* **Work instructions**: Copy out the listing that follows, exactly, without its pictures.
......
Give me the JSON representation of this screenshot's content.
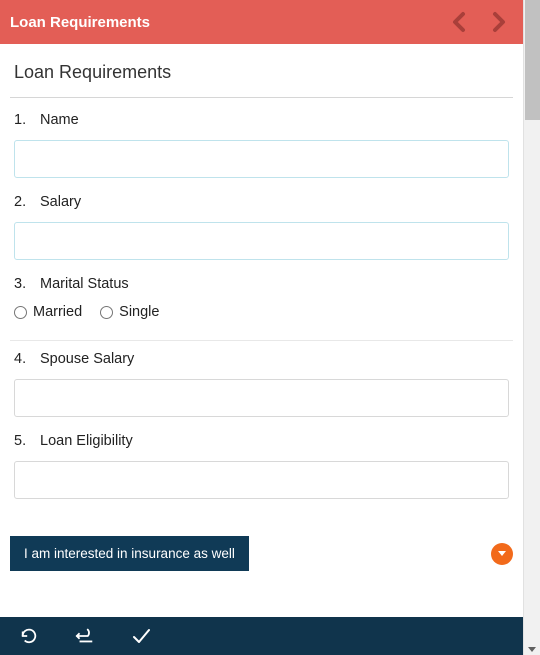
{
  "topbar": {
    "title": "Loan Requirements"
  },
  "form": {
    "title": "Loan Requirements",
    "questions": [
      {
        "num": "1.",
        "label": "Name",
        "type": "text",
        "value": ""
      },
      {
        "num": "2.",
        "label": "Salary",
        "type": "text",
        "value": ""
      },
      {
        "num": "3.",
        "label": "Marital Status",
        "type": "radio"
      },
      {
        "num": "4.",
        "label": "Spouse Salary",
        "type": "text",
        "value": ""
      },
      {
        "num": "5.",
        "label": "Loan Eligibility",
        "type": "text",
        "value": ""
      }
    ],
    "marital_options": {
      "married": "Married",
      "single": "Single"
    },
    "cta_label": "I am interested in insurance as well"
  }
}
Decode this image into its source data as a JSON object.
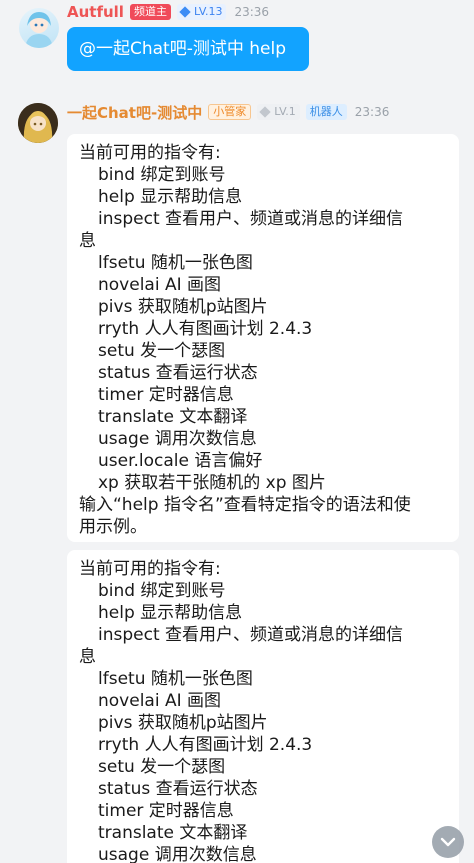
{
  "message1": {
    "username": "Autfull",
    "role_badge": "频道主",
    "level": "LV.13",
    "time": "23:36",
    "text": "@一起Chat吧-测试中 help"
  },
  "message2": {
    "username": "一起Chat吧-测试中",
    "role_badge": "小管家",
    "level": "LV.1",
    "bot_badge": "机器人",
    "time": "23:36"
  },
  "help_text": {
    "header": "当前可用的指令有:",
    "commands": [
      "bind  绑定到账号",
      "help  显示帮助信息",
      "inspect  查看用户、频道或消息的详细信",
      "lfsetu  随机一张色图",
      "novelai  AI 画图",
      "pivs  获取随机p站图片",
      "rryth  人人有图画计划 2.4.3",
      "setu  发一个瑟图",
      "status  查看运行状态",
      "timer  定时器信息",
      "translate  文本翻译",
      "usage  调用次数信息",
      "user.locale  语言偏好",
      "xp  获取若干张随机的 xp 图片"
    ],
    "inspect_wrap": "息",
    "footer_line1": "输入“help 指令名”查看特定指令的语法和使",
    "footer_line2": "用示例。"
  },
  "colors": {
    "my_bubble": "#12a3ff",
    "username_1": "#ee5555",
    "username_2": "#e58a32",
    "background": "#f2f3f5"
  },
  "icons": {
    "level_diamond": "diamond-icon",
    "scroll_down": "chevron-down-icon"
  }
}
......
* **Expected output**:
Give me the JSON representation of this screenshot's content.
{
  "topbar": {
    "title": "Loan Requirements"
  },
  "form": {
    "title": "Loan Requirements",
    "questions": [
      {
        "num": "1.",
        "label": "Name",
        "type": "text",
        "value": ""
      },
      {
        "num": "2.",
        "label": "Salary",
        "type": "text",
        "value": ""
      },
      {
        "num": "3.",
        "label": "Marital Status",
        "type": "radio"
      },
      {
        "num": "4.",
        "label": "Spouse Salary",
        "type": "text",
        "value": ""
      },
      {
        "num": "5.",
        "label": "Loan Eligibility",
        "type": "text",
        "value": ""
      }
    ],
    "marital_options": {
      "married": "Married",
      "single": "Single"
    },
    "cta_label": "I am interested in insurance as well"
  }
}
Decode this image into its source data as a JSON object.
{
  "message1": {
    "username": "Autfull",
    "role_badge": "频道主",
    "level": "LV.13",
    "time": "23:36",
    "text": "@一起Chat吧-测试中 help"
  },
  "message2": {
    "username": "一起Chat吧-测试中",
    "role_badge": "小管家",
    "level": "LV.1",
    "bot_badge": "机器人",
    "time": "23:36"
  },
  "help_text": {
    "header": "当前可用的指令有:",
    "commands": [
      "bind  绑定到账号",
      "help  显示帮助信息",
      "inspect  查看用户、频道或消息的详细信",
      "lfsetu  随机一张色图",
      "novelai  AI 画图",
      "pivs  获取随机p站图片",
      "rryth  人人有图画计划 2.4.3",
      "setu  发一个瑟图",
      "status  查看运行状态",
      "timer  定时器信息",
      "translate  文本翻译",
      "usage  调用次数信息",
      "user.locale  语言偏好",
      "xp  获取若干张随机的 xp 图片"
    ],
    "inspect_wrap": "息",
    "footer_line1": "输入“help 指令名”查看特定指令的语法和使",
    "footer_line2": "用示例。"
  },
  "colors": {
    "my_bubble": "#12a3ff",
    "username_1": "#ee5555",
    "username_2": "#e58a32",
    "background": "#f2f3f5"
  },
  "icons": {
    "level_diamond": "diamond-icon",
    "scroll_down": "chevron-down-icon"
  }
}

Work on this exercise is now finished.